╔══

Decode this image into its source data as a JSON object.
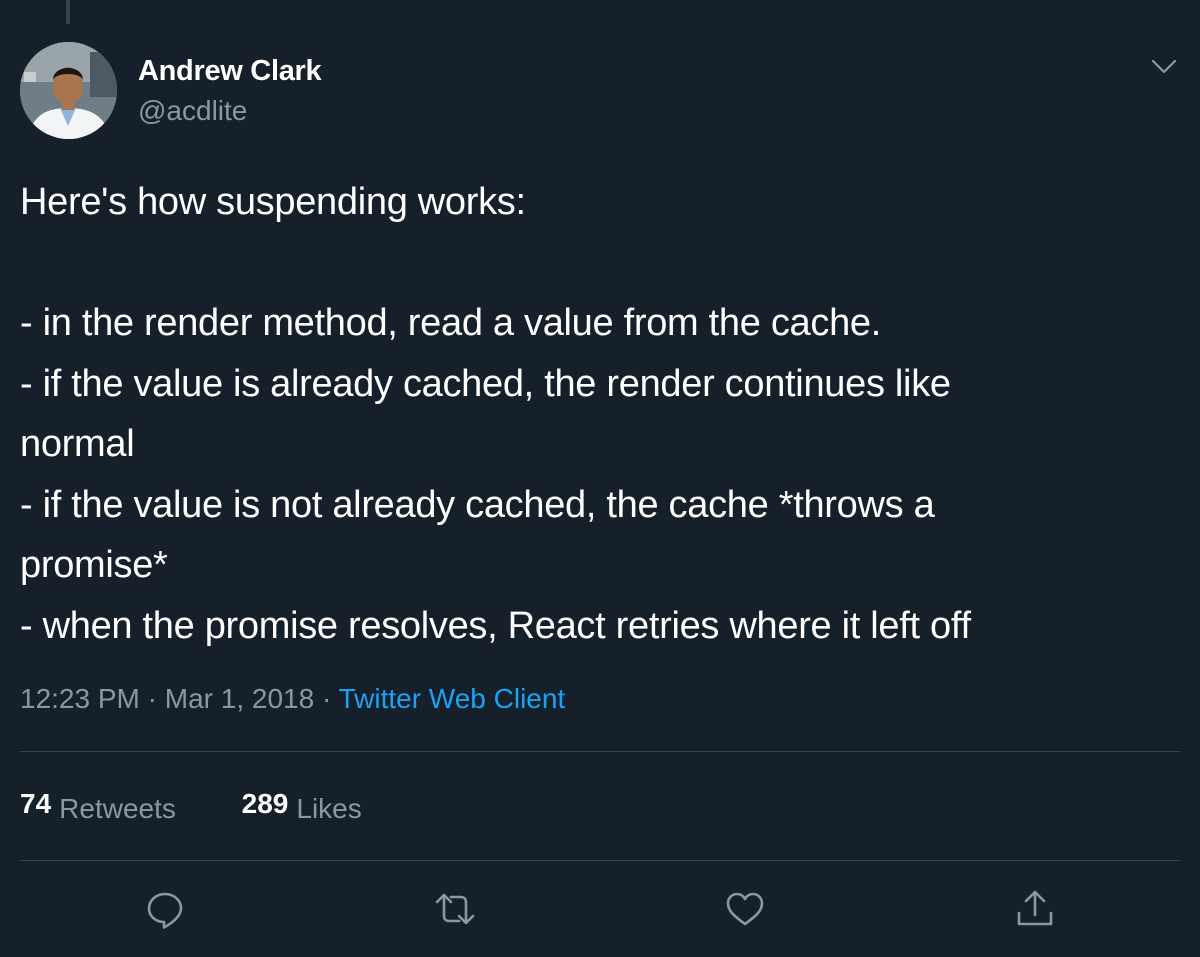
{
  "tweet": {
    "author": {
      "name": "Andrew Clark",
      "handle": "@acdlite"
    },
    "text_lines": [
      "Here's how suspending works:",
      "",
      "- in the render method, read a value from the cache.",
      "- if the value is already cached, the render continues like",
      "normal",
      "- if the value is not already cached, the cache *throws a",
      "promise*",
      "- when the promise resolves, React retries where it left off"
    ],
    "meta": {
      "time": "12:23 PM",
      "separator": " · ",
      "date": "Mar 1, 2018",
      "source": "Twitter Web Client"
    },
    "stats": {
      "retweets_count": "74",
      "retweets_label": "Retweets",
      "likes_count": "289",
      "likes_label": "Likes"
    },
    "actions": {
      "reply_icon": "reply-icon",
      "retweet_icon": "retweet-icon",
      "like_icon": "heart-icon",
      "share_icon": "share-icon",
      "menu_icon": "chevron-down-icon"
    }
  },
  "colors": {
    "background": "#15202b",
    "primary_text": "#ffffff",
    "secondary_text": "#8899a6",
    "link": "#1da1f2",
    "divider": "#38444d"
  }
}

╚══

What is required — Images must not appear in the copy; reproduce everything else in the records verbatim.

The reply —
Decode this image into its source data as a JSON object.
{
  "tweet": {
    "author": {
      "name": "Andrew Clark",
      "handle": "@acdlite"
    },
    "text_lines": [
      "Here's how suspending works:",
      "",
      "- in the render method, read a value from the cache.",
      "- if the value is already cached, the render continues like",
      "normal",
      "- if the value is not already cached, the cache *throws a",
      "promise*",
      "- when the promise resolves, React retries where it left off"
    ],
    "meta": {
      "time": "12:23 PM",
      "separator": " · ",
      "date": "Mar 1, 2018",
      "source": "Twitter Web Client"
    },
    "stats": {
      "retweets_count": "74",
      "retweets_label": "Retweets",
      "likes_count": "289",
      "likes_label": "Likes"
    },
    "actions": {
      "reply_icon": "reply-icon",
      "retweet_icon": "retweet-icon",
      "like_icon": "heart-icon",
      "share_icon": "share-icon",
      "menu_icon": "chevron-down-icon"
    }
  },
  "colors": {
    "background": "#15202b",
    "primary_text": "#ffffff",
    "secondary_text": "#8899a6",
    "link": "#1da1f2",
    "divider": "#38444d"
  }
}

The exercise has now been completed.